EXERCISE TASK: In the entries below, count every line containing "Substance". Return the number and nothing else.

--- --- ---

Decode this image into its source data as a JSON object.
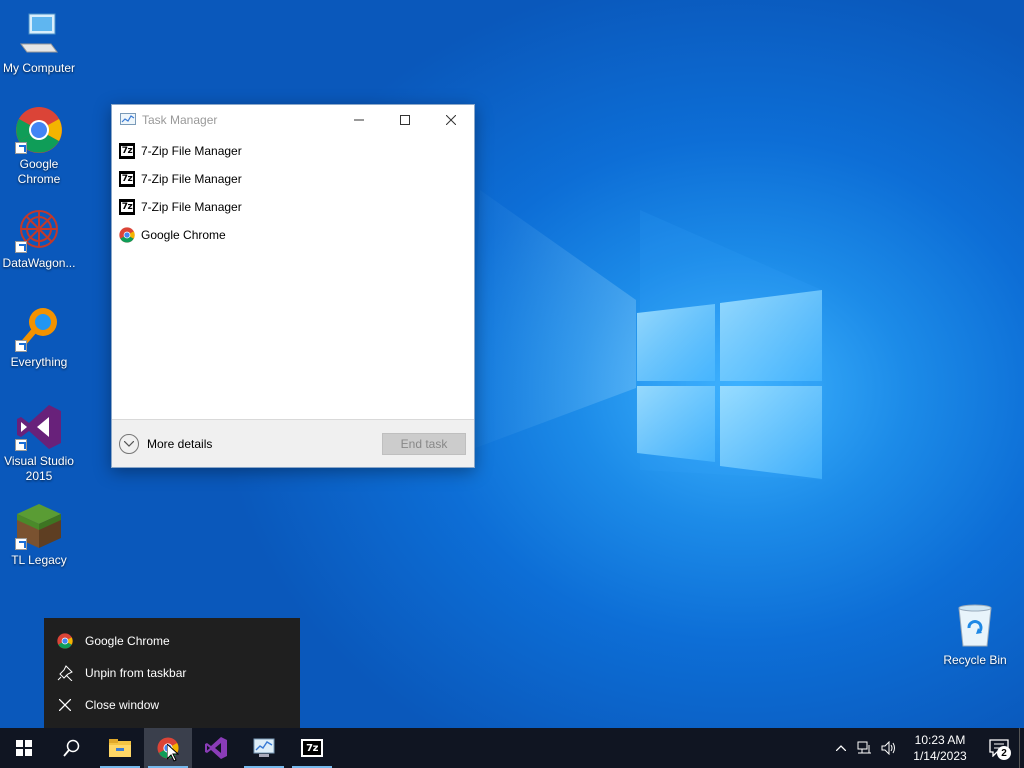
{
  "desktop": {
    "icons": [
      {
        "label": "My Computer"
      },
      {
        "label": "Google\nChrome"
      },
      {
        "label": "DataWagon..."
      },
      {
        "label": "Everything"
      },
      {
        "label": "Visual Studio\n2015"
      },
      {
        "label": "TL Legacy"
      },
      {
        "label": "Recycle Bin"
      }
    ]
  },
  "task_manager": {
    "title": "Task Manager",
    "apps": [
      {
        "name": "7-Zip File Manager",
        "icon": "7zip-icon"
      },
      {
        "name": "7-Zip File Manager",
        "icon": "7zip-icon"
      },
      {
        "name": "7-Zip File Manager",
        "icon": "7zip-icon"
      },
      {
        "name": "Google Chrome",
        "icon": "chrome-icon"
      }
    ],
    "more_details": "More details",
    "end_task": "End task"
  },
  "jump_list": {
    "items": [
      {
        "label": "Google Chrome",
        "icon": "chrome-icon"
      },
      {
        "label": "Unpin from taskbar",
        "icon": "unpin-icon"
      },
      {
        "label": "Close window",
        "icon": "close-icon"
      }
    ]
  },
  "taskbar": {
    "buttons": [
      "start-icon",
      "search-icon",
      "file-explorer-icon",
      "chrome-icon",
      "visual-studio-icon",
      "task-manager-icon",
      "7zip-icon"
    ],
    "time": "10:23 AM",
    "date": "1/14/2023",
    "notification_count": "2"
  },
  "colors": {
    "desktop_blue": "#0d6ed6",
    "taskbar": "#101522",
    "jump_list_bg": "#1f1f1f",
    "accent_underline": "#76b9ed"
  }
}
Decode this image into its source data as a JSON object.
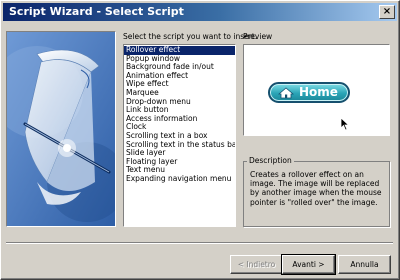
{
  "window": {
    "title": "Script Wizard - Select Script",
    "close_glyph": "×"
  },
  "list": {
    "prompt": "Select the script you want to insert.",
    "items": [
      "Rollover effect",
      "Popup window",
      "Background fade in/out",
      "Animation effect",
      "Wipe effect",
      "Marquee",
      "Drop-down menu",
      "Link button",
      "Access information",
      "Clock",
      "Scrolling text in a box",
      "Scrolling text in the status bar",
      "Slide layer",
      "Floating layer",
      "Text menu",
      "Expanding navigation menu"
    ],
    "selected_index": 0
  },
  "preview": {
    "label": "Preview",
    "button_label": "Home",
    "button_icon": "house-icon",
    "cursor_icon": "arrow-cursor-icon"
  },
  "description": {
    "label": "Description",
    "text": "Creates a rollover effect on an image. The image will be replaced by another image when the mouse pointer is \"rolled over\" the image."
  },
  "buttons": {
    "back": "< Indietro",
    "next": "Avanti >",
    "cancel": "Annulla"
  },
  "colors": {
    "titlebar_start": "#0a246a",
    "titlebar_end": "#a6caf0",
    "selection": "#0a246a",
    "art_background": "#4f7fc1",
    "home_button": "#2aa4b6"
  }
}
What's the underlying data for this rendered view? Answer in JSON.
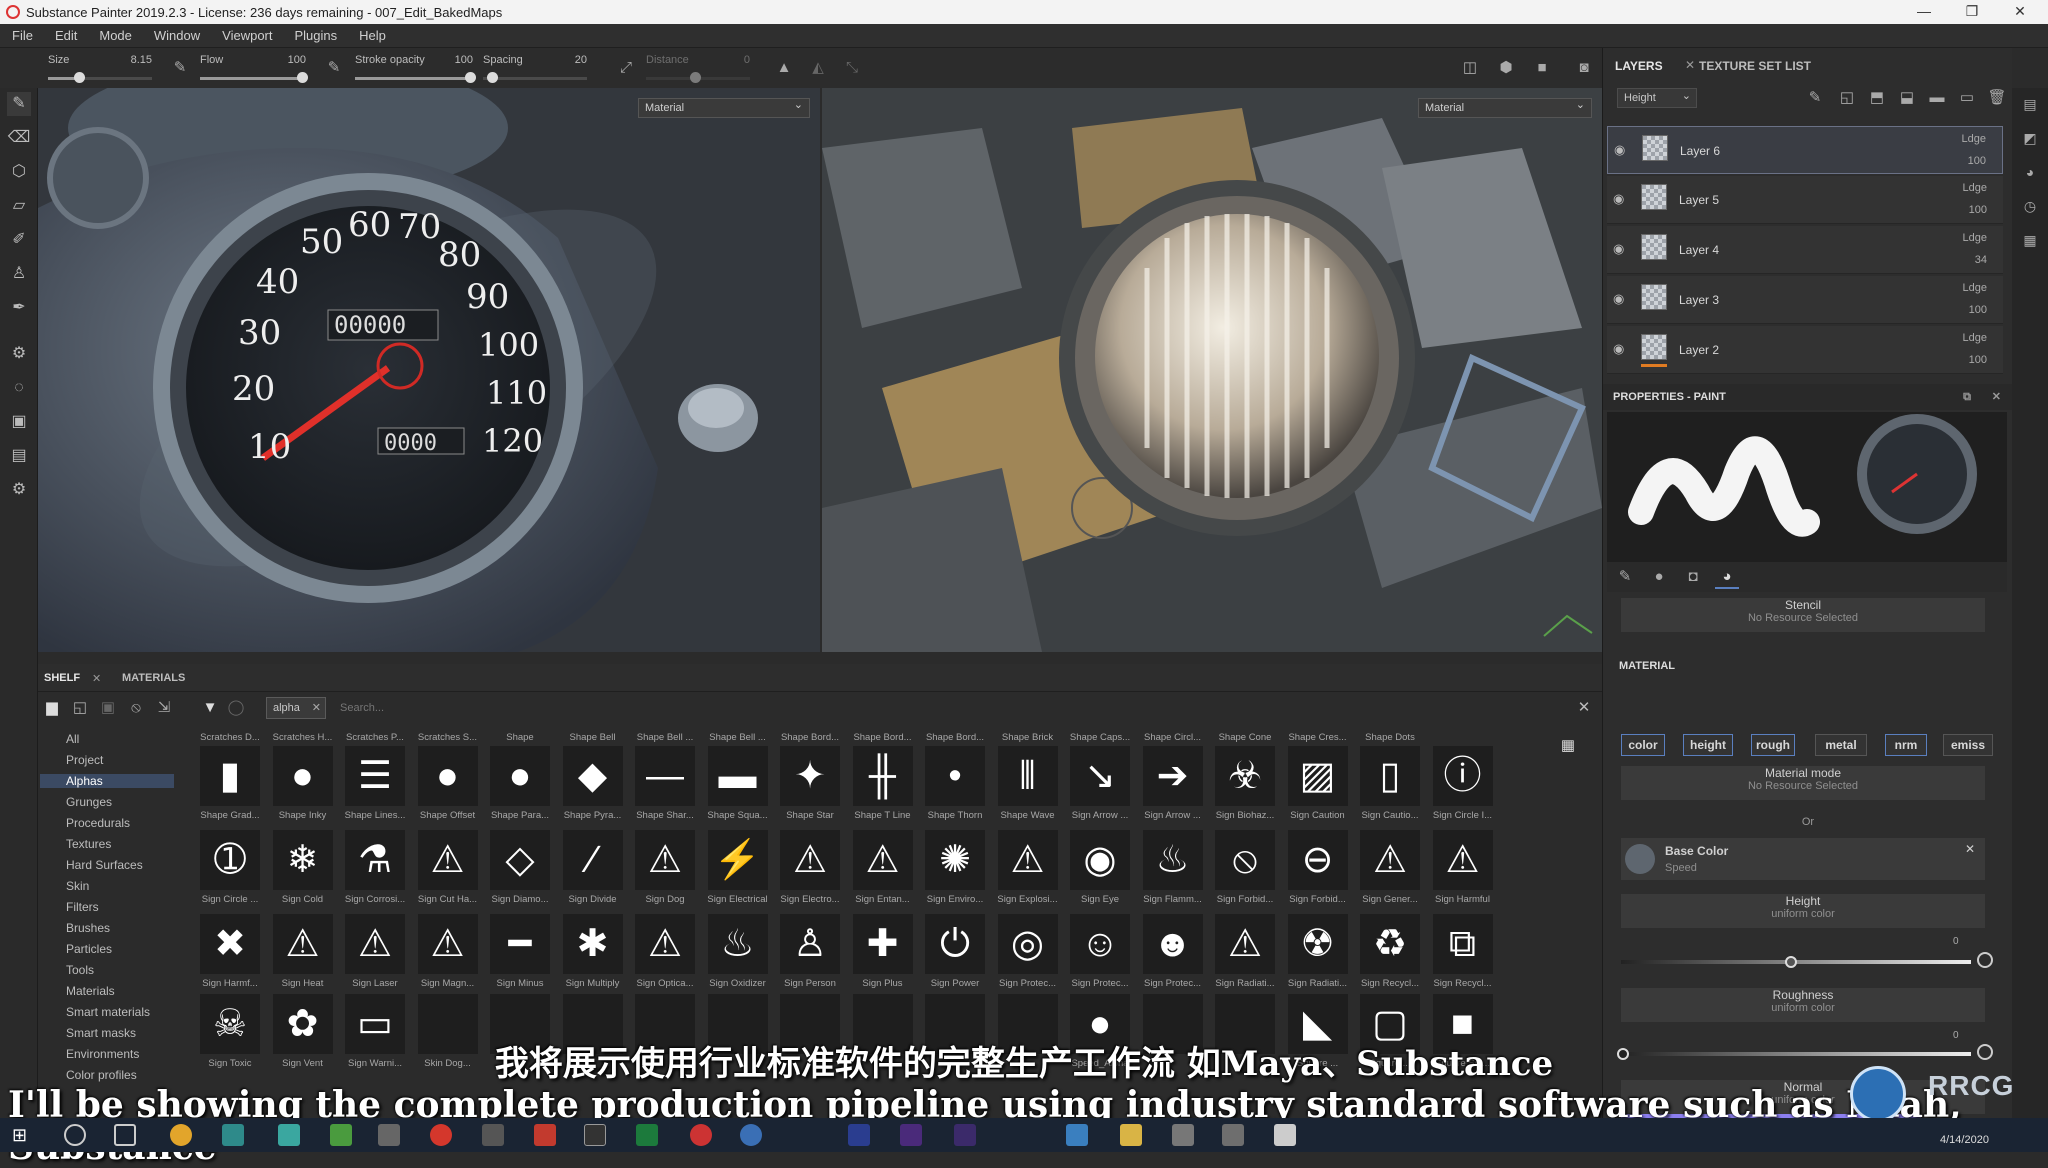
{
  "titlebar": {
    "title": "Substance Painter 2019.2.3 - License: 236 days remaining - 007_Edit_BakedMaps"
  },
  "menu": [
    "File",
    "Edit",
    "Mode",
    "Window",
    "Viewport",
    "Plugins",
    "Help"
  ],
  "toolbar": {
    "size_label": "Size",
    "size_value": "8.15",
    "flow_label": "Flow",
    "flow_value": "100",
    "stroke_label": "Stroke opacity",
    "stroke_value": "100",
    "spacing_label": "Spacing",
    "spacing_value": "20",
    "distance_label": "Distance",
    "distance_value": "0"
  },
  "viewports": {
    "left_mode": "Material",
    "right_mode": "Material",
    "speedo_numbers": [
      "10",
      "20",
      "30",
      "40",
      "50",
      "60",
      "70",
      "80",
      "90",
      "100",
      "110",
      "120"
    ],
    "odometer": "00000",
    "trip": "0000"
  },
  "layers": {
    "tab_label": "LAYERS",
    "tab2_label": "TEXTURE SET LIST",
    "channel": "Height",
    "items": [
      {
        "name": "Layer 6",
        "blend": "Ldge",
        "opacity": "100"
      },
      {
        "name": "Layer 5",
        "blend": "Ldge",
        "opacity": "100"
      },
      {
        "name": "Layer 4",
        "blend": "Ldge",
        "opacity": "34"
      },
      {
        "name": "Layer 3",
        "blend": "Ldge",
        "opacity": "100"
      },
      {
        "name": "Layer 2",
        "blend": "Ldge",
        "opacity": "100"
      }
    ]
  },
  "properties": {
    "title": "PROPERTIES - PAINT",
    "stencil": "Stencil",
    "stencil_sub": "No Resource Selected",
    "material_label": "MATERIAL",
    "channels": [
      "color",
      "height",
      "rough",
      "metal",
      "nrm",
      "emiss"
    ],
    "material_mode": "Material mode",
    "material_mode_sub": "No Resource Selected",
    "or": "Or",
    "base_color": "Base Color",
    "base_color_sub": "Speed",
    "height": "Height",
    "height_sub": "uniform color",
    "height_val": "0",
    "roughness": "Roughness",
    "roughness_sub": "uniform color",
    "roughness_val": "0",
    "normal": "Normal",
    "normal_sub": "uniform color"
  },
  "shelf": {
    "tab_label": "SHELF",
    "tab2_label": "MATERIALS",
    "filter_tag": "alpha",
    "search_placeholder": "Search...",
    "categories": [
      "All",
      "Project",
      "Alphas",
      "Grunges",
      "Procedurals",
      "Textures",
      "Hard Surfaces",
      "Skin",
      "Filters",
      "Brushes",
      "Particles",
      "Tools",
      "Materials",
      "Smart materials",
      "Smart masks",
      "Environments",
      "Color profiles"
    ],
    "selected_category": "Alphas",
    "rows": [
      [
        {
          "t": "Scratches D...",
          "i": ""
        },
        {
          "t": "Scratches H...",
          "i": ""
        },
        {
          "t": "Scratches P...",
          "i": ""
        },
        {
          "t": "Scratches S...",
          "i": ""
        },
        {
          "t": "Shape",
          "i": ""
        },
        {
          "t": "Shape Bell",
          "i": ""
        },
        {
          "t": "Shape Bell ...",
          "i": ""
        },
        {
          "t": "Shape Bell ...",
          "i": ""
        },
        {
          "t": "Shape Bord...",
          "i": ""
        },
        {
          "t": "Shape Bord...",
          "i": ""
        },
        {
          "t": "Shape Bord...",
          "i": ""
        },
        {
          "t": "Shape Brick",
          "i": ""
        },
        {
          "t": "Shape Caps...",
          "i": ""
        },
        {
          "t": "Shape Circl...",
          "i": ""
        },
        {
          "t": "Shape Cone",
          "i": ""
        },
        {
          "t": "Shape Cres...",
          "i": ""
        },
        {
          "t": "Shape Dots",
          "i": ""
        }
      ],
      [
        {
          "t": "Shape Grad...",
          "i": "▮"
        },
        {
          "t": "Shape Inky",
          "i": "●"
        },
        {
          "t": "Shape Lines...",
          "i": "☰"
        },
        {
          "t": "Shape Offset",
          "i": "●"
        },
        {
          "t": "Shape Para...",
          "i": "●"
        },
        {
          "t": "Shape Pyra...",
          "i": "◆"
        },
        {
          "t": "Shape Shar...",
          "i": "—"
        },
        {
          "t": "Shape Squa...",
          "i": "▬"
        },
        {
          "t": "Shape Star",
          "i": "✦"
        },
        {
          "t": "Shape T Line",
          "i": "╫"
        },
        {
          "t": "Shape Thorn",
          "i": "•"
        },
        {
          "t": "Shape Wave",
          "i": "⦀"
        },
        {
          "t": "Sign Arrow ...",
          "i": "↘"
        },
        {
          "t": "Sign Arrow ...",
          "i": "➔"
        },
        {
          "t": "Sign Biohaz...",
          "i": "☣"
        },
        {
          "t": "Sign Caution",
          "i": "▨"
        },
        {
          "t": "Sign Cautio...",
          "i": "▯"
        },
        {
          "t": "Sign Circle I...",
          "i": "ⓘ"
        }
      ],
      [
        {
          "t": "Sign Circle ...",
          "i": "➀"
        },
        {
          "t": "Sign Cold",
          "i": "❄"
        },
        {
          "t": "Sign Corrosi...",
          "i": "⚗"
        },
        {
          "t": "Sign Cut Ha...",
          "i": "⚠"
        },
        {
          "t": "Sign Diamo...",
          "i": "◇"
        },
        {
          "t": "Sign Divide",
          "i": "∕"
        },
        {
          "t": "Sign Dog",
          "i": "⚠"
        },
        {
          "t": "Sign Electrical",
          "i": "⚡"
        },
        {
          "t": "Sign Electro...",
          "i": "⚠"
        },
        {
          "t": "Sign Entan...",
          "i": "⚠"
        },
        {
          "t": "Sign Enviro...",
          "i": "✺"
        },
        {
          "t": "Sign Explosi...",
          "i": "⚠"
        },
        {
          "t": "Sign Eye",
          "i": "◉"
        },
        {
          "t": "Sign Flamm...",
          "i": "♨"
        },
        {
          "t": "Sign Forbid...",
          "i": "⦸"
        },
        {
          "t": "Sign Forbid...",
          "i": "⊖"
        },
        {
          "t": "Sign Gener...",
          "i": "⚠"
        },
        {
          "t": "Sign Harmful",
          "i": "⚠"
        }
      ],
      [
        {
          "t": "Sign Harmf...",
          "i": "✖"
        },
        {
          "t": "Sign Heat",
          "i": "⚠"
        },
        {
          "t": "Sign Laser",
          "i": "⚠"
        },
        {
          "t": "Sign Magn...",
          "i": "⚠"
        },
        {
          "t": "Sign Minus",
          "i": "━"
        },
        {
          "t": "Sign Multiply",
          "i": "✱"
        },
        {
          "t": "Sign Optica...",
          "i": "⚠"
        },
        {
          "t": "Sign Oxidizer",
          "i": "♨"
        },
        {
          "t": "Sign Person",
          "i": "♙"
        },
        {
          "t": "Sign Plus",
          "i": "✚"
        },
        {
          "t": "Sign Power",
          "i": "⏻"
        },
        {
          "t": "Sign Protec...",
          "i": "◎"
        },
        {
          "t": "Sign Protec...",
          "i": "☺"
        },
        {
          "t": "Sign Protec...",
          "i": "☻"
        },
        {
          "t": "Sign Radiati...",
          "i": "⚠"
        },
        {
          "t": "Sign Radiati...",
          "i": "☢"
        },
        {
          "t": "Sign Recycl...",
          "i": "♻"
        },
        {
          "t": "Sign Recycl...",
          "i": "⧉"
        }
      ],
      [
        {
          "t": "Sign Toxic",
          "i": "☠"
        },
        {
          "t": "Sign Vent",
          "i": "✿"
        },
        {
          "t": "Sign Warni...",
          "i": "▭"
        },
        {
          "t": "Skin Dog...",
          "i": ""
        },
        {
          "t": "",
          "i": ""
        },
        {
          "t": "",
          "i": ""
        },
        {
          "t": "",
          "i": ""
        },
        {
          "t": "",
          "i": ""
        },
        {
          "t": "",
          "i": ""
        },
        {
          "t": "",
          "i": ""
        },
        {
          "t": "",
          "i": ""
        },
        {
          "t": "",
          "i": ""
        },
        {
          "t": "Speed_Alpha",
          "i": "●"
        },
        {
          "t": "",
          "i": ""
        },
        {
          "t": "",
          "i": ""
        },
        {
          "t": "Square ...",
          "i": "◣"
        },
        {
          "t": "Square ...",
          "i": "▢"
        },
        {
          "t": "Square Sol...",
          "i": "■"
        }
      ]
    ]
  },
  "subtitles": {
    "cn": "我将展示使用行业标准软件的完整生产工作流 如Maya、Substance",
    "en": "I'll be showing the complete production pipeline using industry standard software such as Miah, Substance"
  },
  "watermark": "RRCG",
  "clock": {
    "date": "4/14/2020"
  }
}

--- --- ---

EXERCISE SOLUTION: 3